<<<<
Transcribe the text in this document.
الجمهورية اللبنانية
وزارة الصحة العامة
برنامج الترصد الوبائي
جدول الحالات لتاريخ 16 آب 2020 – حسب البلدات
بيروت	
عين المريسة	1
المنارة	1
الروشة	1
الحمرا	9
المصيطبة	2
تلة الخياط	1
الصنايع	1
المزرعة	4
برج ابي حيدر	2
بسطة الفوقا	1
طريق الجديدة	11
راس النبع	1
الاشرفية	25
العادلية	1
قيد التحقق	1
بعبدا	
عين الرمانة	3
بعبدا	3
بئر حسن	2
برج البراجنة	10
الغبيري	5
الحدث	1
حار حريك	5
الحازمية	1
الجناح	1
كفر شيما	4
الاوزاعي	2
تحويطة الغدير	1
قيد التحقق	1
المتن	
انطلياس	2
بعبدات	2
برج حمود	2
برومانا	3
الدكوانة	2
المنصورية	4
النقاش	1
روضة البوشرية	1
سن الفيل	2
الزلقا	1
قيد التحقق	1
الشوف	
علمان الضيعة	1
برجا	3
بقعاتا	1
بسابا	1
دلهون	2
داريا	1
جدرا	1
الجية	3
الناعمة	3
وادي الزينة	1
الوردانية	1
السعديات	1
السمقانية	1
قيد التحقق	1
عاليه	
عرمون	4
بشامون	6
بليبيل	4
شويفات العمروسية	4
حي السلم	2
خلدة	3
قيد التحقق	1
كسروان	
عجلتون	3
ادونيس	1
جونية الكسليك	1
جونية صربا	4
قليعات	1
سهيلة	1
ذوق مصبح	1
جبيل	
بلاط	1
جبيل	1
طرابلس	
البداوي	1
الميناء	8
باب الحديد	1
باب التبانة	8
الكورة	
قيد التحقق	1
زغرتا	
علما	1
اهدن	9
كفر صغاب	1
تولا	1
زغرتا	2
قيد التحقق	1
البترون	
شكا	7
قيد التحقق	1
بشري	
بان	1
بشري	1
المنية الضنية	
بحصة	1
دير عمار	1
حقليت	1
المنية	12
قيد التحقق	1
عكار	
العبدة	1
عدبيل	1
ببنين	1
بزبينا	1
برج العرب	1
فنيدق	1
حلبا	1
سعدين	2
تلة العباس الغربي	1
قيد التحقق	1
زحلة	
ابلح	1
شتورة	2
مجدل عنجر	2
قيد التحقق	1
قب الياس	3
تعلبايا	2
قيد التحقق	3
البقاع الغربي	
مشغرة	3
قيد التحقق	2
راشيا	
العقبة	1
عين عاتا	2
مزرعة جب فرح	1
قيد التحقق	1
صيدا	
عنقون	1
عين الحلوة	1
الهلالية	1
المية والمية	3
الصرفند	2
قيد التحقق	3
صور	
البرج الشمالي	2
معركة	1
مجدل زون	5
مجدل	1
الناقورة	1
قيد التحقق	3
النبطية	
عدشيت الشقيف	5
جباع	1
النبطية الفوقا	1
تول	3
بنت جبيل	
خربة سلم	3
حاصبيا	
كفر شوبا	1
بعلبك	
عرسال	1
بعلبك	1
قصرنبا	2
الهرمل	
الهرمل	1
>>>>
### EXERCISE BRIEF
Retype the listing above in full, with no alterations.

### CORRECT RESPONSE
Transcribe the text in this document.
الجمهورية اللبنانية
وزارة الصحة العامة
برنامج الترصد الوبائي
جدول الحالات لتاريخ 16 آب 2020 – حسب البلدات
بيروت	
عين المريسة	1
المنارة	1
الروشة	1
الحمرا	9
المصيطبة	2
تلة الخياط	1
الصنايع	1
المزرعة	4
برج ابي حيدر	2
بسطة الفوقا	1
طريق الجديدة	11
راس النبع	1
الاشرفية	25
العادلية	1
قيد التحقق	1
بعبدا	
عين الرمانة	3
بعبدا	3
بئر حسن	2
برج البراجنة	10
الغبيري	5
الحدث	1
حار حريك	5
الحازمية	1
الجناح	1
كفر شيما	4
الاوزاعي	2
تحويطة الغدير	1
قيد التحقق	1
المتن	
انطلياس	2
بعبدات	2
برج حمود	2
برومانا	3
الدكوانة	2
المنصورية	4
النقاش	1
روضة البوشرية	1
سن الفيل	2
الزلقا	1
قيد التحقق	1
الشوف	
علمان الضيعة	1
برجا	3
بقعاتا	1
بسابا	1
دلهون	2
داريا	1
جدرا	1
الجية	3
الناعمة	3
وادي الزينة	1
الوردانية	1
السعديات	1
السمقانية	1
قيد التحقق	1
عاليه	
عرمون	4
بشامون	6
بليبيل	4
شويفات العمروسية	4
حي السلم	2
خلدة	3
قيد التحقق	1
كسروان	
عجلتون	3
ادونيس	1
جونية الكسليك	1
جونية صربا	4
قليعات	1
سهيلة	1
ذوق مصبح	1
جبيل	
بلاط	1
جبيل	1
طرابلس	
البداوي	1
الميناء	8
باب الحديد	1
باب التبانة	8
الكورة	
قيد التحقق	1
زغرتا	
علما	1
اهدن	9
كفر صغاب	1
تولا	1
زغرتا	2
قيد التحقق	1
البترون	
شكا	7
قيد التحقق	1
بشري	
بان	1
بشري	1
المنية الضنية	
بحصة	1
دير عمار	1
حقليت	1
المنية	12
قيد التحقق	1
عكار	
العبدة	1
عدبيل	1
ببنين	1
بزبينا	1
برج العرب	1
فنيدق	1
حلبا	1
سعدين	2
تلة العباس الغربي	1
قيد التحقق	1
زحلة	
ابلح	1
شتورة	2
مجدل عنجر	2
قيد التحقق	1
قب الياس	3
تعلبايا	2
قيد التحقق	3
البقاع الغربي	
مشغرة	3
قيد التحقق	2
راشيا	
العقبة	1
عين عاتا	2
مزرعة جب فرح	1
قيد التحقق	1
صيدا	
عنقون	1
عين الحلوة	1
الهلالية	1
المية والمية	3
الصرفند	2
قيد التحقق	3
صور	
البرج الشمالي	2
معركة	1
مجدل زون	5
مجدل	1
الناقورة	1
قيد التحقق	3
النبطية	
عدشيت الشقيف	5
جباع	1
النبطية الفوقا	1
تول	3
بنت جبيل	
خربة سلم	3
حاصبيا	
كفر شوبا	1
بعلبك	
عرسال	1
بعلبك	1
قصرنبا	2
الهرمل	
الهرمل	1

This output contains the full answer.